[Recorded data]
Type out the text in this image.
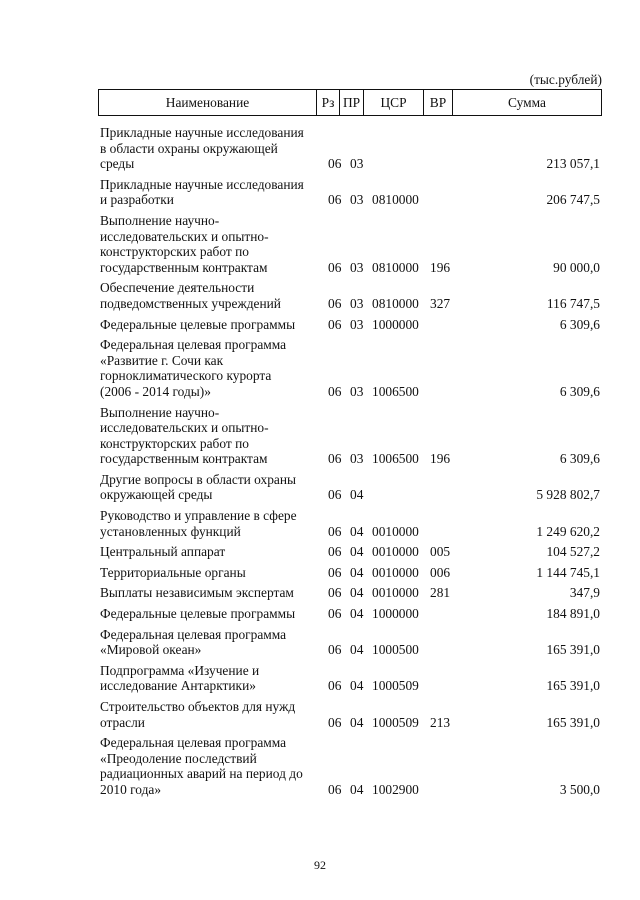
(тыс.рублей)
Наименование	Рз ПР	ЦСР	ВР	Сумма
Прикладные научные исследования
в области охраны окружающей
среды	06 03	213 057,1
Прикладные научные исследования
и разработки	06 03 0810000	206 747,5
Выполнение научно-
исследовательских и опытно-
конструкторских работ по
государственным контрактам	06 03 0810000 196	90 000,0
Обеспечение деятельности
подведомственных учреждений	06 03 0810000 327	116 747,5
Федеральные целевые программы	06 03 1000000	6 309,6
Федеральная целевая программа
«Развитие г. Сочи как
горноклиматического курорта
(2006 - 2014 годы)»	06 03 1006500	6 309,6
Выполнение научно-
исследовательских и опытно-
конструкторских работ по
государственным контрактам	06 03 1006500 196	6 309,6
Другие вопросы в области охраны
окружающей среды	06 04	5 928 802,7
Руководство и управление в сфере
установленных функций	06 04 0010000	1 249 620,2
Центральный аппарат	06 04 0010000 005	104 527,2
Территориальные органы	06 04 0010000 006	1 144 745,1
Выплаты независимым экспертам	06 04 0010000 281	347,9
Федеральные целевые программы	06 04 1000000	184 891,0
Федеральная целевая программа
«Мировой океан»	06 04 1000500	165 391,0
Подпрограмма «Изучение и
исследование Антарктики»	06 04 1000509	165 391,0
Строительство объектов для нужд
отрасли	06 04 1000509 213	165 391,0
Федеральная целевая программа
«Преодоление последствий
радиационных аварий на период до
2010 года»	06 04 1002900	3 500,0
92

▶ **SET PROBLEM**:
Pull out each line holding the string "государственным".

▶ **RESPONSE**:
государственным контрактам	06 03 0810000 196	90 000,0
государственным контрактам	06 03 1006500 196	6 309,6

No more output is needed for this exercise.